Items from a dataset:

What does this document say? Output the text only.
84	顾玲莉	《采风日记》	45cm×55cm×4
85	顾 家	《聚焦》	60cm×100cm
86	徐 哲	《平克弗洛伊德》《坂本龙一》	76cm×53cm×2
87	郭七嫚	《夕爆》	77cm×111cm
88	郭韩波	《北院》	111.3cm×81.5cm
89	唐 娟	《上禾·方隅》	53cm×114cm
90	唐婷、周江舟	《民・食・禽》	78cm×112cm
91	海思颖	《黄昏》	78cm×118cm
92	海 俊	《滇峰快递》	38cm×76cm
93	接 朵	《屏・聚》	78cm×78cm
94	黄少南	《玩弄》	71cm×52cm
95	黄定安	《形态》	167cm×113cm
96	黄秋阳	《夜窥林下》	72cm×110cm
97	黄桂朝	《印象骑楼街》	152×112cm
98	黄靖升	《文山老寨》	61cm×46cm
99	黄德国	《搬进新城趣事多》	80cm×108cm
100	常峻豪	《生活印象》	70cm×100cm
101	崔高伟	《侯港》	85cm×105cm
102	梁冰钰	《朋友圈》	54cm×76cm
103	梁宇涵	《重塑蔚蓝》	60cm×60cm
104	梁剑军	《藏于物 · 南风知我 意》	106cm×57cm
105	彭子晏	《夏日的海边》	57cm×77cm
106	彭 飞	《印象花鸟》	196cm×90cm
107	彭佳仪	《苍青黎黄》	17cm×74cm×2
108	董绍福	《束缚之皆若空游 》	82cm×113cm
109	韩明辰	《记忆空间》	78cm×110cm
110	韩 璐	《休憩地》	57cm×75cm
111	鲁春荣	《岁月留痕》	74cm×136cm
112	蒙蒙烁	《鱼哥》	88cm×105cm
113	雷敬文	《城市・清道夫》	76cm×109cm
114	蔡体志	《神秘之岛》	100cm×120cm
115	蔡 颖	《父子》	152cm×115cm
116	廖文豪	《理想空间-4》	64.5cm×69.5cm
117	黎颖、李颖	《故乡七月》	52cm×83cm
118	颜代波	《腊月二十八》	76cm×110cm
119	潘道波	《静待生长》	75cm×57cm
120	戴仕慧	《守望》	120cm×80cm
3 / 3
* * *
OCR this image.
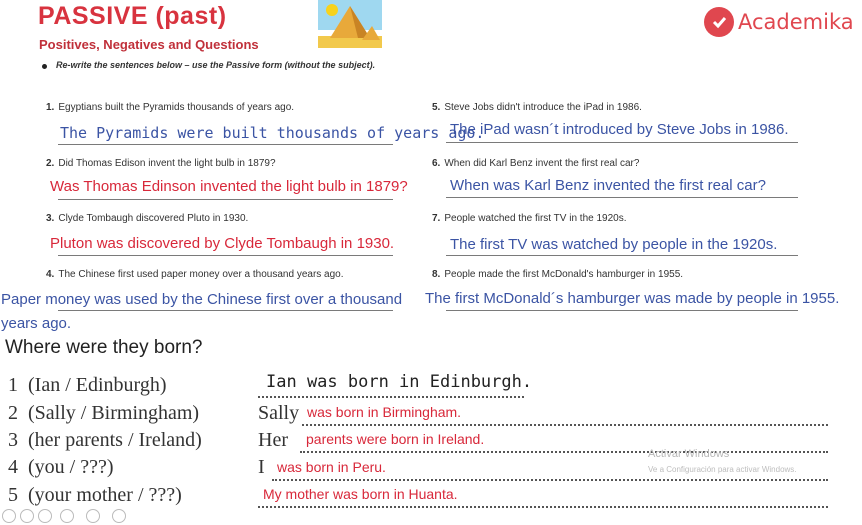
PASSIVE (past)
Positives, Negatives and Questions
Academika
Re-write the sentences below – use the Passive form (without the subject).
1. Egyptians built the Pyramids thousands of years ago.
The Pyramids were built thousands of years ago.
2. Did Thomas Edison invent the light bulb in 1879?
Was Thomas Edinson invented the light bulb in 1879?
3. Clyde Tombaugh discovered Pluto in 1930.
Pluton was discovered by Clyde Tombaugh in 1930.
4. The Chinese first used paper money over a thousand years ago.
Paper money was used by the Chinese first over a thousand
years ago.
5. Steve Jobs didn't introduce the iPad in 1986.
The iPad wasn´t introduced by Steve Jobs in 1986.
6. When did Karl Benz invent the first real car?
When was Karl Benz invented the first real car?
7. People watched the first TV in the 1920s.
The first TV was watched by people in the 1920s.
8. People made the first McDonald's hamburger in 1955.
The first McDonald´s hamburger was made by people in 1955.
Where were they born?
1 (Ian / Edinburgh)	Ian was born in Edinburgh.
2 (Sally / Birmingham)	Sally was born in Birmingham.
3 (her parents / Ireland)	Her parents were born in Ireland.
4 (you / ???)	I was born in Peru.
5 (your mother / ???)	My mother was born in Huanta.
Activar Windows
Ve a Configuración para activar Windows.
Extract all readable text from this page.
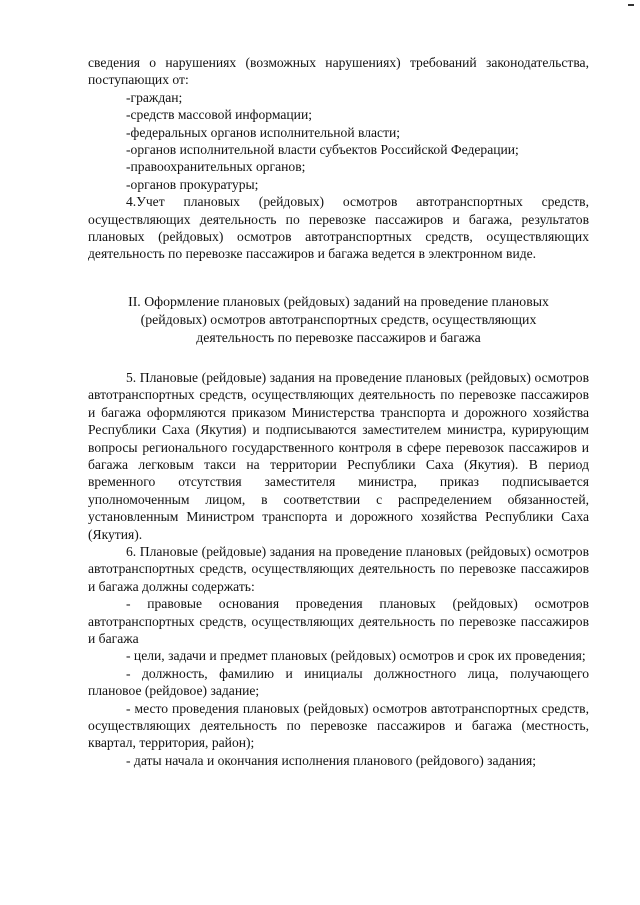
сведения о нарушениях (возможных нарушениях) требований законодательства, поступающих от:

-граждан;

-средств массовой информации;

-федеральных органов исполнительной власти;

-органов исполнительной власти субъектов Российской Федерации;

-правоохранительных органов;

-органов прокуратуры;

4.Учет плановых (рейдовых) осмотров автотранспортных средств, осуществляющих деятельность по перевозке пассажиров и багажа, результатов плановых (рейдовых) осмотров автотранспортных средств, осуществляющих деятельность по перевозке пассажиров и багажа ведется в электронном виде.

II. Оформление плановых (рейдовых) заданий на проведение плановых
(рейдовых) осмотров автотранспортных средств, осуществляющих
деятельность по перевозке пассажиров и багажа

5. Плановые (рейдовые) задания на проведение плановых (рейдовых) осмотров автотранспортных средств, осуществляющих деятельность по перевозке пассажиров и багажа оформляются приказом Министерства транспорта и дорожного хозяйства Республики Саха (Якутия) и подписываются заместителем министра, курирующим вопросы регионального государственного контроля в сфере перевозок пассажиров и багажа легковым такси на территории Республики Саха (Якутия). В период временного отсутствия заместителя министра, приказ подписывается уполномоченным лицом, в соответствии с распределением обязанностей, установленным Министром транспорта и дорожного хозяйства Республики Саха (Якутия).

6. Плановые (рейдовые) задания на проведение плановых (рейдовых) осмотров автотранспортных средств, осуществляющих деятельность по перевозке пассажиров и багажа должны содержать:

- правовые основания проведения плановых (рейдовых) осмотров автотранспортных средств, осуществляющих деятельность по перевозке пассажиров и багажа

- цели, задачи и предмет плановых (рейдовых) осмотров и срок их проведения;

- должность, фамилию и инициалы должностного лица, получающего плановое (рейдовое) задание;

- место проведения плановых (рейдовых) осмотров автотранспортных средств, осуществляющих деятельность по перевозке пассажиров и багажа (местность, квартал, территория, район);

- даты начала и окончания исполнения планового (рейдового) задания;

Set task ▸ Tally the lines that hold the string "автотранспортных" and state the total, nothing more.

Correct answer ▸ 6